Items from a data source

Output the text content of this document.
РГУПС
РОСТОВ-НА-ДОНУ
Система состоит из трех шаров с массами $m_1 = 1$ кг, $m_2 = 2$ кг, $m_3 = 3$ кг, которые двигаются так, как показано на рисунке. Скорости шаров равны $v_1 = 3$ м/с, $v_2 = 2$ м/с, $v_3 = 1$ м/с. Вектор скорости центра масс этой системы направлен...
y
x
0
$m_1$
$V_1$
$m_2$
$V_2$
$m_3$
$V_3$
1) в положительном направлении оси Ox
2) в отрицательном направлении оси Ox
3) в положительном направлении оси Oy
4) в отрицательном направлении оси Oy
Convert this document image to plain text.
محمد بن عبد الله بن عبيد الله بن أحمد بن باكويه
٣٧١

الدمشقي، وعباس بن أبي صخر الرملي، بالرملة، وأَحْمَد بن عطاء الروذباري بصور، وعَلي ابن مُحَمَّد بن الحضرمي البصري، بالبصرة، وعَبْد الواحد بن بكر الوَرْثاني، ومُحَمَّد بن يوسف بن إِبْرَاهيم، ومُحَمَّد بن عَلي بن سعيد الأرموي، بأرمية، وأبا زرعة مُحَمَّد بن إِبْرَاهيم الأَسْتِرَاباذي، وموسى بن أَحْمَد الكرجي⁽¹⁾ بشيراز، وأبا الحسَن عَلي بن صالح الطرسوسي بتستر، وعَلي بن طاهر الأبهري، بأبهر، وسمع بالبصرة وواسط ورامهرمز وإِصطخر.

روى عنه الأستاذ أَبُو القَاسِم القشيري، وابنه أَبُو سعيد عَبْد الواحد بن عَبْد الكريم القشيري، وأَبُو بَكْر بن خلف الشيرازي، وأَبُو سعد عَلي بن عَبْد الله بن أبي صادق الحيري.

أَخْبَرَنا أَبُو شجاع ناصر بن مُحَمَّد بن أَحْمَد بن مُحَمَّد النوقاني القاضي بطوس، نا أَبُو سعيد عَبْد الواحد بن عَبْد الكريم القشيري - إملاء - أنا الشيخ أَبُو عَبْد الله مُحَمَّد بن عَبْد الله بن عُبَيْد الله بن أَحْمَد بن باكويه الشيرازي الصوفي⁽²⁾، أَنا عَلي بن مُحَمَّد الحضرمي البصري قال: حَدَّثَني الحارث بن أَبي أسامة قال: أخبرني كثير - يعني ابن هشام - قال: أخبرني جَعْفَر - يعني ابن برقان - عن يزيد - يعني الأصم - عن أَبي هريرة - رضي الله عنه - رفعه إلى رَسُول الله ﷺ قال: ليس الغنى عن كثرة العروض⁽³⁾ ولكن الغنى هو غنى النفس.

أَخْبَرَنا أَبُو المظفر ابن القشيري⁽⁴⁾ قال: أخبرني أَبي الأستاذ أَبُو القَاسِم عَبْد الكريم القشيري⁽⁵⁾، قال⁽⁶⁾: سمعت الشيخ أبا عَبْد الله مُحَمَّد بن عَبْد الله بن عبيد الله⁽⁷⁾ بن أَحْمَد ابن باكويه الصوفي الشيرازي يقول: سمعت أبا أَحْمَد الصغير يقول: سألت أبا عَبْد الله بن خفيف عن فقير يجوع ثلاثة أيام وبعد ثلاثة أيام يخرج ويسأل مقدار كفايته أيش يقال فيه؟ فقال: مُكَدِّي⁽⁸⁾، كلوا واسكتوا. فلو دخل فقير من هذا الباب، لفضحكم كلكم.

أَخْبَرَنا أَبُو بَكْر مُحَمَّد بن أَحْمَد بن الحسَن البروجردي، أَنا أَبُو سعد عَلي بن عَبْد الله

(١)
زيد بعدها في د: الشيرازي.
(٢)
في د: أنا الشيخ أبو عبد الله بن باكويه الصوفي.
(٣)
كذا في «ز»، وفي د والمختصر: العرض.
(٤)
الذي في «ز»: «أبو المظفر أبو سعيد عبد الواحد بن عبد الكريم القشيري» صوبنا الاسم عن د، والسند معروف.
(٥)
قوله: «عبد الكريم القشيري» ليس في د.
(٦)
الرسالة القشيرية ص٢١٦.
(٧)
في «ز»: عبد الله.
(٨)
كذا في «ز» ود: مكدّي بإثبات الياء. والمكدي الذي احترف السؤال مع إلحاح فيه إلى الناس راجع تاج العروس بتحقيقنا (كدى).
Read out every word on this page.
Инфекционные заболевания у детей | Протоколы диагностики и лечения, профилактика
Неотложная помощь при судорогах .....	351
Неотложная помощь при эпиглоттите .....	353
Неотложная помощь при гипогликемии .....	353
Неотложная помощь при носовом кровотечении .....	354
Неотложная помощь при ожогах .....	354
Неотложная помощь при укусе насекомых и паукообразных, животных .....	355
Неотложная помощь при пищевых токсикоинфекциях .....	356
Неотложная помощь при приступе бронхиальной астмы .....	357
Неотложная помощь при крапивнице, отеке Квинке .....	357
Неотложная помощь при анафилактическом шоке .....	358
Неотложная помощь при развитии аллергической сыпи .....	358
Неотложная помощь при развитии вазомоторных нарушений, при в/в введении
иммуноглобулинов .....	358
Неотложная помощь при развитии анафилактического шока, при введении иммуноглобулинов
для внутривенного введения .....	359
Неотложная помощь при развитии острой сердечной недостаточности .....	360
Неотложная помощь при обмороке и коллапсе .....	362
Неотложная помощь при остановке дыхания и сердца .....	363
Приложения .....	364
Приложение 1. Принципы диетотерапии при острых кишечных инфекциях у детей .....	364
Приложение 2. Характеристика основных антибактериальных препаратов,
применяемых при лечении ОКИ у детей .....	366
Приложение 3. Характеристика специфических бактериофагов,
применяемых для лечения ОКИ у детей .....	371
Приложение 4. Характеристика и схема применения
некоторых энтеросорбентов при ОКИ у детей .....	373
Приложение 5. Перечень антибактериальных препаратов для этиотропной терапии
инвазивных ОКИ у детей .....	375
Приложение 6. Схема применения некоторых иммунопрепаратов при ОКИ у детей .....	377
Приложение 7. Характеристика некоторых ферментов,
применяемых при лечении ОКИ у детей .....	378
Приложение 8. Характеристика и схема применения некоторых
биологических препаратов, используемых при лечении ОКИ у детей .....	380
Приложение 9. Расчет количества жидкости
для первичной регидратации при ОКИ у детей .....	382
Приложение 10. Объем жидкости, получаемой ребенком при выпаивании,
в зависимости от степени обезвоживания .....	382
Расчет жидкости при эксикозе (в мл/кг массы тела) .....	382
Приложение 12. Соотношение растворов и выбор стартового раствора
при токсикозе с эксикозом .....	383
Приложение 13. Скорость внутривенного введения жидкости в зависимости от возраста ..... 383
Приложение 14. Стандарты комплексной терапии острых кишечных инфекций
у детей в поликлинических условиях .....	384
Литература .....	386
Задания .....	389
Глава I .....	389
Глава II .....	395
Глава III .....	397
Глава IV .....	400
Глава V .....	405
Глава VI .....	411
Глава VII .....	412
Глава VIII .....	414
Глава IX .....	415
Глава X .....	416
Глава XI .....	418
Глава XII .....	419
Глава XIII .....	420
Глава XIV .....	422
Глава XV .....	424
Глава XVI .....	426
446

◆ **WHAT IS REQUIRED**: Pick out every line of the listing containing the word "кишечных", and show those lines.

◆ **RIGHT ANSWER**:
Приложение 1. Принципы диетотерапии при острых кишечных инфекциях у детей .....	364
Приложение 14. Стандарты комплексной терапии острых кишечных инфекций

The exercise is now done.